** Directions **
Pull each line holding the word "page" from the data.
## Start Exercise inputs
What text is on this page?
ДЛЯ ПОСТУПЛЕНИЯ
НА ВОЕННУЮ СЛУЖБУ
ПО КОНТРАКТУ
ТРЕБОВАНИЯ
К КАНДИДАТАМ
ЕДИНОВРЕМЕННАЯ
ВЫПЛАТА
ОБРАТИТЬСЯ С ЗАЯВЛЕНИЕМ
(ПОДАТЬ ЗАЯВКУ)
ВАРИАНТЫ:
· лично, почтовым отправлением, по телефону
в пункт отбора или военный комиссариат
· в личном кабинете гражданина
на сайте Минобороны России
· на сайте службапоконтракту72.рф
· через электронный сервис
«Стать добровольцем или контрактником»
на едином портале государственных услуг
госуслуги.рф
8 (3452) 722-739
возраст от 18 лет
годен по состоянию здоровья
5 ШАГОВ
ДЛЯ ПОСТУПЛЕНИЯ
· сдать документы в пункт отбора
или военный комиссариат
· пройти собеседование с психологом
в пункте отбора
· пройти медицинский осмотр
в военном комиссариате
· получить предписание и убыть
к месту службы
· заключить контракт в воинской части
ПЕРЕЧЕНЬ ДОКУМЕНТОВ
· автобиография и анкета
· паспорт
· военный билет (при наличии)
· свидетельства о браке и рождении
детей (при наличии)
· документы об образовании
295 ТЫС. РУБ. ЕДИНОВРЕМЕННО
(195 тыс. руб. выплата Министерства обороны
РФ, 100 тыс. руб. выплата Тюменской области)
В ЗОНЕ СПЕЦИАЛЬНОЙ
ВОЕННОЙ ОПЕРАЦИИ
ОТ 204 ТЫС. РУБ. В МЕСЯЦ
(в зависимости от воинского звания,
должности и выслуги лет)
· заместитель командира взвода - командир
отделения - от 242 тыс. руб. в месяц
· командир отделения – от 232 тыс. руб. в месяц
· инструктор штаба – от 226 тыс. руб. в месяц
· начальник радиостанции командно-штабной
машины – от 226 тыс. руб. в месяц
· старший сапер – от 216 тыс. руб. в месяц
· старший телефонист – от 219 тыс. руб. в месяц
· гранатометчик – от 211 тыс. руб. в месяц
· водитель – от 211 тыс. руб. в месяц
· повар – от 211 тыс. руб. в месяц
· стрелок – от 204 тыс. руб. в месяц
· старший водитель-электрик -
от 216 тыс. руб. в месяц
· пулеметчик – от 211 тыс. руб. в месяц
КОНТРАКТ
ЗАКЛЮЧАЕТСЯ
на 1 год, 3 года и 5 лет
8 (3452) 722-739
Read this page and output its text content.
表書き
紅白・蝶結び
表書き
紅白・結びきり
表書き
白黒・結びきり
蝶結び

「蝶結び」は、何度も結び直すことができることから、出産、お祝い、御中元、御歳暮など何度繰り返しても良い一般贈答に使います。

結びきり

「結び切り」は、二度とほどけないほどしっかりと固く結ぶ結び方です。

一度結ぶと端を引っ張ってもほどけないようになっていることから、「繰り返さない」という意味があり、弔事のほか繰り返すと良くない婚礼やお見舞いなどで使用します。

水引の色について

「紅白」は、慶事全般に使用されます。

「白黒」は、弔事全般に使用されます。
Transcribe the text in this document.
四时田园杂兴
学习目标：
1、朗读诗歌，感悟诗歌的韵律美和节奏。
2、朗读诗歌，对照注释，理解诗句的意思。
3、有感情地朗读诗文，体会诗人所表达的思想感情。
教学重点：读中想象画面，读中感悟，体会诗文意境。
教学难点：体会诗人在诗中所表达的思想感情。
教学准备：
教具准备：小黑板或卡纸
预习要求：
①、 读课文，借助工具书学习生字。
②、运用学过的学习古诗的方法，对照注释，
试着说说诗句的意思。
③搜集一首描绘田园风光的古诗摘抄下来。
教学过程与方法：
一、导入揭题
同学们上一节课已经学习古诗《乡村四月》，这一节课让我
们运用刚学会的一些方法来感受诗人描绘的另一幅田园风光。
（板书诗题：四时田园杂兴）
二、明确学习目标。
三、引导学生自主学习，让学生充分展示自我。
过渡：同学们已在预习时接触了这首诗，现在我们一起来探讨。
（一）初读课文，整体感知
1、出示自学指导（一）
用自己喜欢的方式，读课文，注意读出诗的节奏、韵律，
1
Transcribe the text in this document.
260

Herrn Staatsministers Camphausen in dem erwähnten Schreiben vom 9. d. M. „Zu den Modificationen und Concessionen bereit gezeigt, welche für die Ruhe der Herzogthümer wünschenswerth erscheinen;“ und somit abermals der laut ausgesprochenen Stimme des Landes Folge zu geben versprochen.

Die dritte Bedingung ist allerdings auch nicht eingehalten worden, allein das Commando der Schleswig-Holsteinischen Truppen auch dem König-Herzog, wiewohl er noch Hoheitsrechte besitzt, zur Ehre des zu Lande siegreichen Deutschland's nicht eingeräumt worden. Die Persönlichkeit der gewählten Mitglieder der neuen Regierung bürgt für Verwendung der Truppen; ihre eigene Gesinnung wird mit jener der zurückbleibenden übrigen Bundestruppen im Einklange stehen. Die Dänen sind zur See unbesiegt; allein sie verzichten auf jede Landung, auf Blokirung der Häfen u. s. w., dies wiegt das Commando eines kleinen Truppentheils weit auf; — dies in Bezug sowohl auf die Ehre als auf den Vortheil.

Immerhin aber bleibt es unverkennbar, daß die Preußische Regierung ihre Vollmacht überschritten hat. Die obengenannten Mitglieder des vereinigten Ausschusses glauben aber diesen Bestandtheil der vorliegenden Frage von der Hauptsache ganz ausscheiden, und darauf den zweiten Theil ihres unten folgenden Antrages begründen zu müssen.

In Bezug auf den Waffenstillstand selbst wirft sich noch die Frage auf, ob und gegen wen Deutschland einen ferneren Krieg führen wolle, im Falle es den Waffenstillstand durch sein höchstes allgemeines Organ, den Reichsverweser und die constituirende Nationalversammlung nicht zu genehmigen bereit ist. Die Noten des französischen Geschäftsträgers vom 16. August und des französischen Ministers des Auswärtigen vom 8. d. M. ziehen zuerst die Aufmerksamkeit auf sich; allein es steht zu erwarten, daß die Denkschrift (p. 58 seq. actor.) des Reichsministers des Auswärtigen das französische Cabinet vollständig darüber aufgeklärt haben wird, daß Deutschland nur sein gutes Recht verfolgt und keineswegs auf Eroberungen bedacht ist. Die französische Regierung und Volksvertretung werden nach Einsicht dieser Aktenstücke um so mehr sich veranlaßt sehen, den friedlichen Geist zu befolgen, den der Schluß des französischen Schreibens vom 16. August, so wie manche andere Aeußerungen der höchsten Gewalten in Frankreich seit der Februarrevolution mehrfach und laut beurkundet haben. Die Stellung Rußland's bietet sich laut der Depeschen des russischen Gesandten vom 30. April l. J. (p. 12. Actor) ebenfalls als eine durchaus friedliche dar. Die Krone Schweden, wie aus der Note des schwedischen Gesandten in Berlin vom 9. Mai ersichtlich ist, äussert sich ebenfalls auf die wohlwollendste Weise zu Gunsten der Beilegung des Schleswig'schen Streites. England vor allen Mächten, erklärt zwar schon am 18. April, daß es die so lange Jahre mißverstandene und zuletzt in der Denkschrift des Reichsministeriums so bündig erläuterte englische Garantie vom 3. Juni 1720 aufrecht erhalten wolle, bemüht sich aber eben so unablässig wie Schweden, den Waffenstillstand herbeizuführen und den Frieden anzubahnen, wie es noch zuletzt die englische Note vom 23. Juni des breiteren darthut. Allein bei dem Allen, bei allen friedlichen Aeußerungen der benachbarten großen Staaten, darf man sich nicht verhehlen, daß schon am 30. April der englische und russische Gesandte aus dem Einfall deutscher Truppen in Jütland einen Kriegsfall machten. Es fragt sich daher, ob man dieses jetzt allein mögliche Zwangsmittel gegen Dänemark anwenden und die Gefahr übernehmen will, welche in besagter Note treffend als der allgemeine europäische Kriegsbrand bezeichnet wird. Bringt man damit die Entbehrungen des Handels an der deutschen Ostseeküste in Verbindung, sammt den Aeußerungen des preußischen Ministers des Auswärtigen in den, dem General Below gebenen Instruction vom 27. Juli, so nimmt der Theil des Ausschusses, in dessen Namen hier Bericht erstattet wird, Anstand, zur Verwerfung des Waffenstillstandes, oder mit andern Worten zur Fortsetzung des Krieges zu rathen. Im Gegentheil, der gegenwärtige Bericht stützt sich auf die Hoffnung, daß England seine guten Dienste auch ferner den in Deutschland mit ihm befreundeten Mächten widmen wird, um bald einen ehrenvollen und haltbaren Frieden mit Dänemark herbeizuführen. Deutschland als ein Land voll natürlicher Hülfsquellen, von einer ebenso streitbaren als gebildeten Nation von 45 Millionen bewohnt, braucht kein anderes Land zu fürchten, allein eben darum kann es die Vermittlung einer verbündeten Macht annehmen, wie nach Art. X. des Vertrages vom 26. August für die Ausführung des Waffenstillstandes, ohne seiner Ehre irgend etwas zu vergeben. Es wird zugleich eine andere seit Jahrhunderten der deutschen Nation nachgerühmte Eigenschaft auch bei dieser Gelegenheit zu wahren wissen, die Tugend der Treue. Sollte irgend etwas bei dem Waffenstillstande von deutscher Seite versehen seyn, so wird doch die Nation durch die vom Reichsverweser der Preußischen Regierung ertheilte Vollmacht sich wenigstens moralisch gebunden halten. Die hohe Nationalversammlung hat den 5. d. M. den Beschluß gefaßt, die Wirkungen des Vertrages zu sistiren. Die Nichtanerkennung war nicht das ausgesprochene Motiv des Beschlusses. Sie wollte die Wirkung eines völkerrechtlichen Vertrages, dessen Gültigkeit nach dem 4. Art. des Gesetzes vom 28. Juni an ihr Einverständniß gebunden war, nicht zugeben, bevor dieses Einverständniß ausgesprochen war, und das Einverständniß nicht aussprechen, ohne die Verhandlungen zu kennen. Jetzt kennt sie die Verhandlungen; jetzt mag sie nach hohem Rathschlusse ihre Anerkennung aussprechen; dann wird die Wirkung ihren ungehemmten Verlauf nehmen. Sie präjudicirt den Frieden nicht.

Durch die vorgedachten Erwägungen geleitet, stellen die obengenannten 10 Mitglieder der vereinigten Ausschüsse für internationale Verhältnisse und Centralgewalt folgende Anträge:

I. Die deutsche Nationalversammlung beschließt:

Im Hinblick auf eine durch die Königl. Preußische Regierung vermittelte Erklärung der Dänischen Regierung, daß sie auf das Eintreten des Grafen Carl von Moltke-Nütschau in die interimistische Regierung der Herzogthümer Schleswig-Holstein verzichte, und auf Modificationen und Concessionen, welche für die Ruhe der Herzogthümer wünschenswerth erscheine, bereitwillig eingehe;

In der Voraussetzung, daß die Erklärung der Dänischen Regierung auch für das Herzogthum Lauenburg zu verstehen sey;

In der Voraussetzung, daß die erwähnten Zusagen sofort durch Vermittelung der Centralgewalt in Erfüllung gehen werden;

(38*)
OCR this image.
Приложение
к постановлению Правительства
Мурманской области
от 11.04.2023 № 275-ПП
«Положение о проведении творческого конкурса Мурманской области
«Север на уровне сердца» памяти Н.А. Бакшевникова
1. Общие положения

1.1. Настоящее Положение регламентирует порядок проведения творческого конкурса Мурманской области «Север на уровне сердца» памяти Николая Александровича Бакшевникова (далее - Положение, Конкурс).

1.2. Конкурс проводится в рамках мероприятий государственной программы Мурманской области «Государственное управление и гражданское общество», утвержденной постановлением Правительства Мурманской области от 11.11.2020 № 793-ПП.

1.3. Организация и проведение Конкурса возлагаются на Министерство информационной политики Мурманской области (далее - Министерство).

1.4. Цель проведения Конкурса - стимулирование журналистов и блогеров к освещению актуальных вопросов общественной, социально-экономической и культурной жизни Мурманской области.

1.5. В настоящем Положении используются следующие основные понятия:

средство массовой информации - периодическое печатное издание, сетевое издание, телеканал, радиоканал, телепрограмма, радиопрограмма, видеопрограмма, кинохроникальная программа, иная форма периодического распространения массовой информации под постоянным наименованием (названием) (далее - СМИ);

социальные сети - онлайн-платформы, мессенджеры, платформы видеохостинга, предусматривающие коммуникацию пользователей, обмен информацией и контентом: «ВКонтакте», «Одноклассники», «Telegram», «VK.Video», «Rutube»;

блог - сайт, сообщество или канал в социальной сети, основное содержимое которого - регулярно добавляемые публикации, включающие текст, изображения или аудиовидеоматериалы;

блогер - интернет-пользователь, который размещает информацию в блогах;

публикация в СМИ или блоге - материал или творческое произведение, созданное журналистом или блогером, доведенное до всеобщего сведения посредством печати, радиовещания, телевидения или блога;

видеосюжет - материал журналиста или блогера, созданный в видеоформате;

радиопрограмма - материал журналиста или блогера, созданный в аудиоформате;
## End Exercise inputs
** Task output **
What text is on this page?
Read this page and output its text content.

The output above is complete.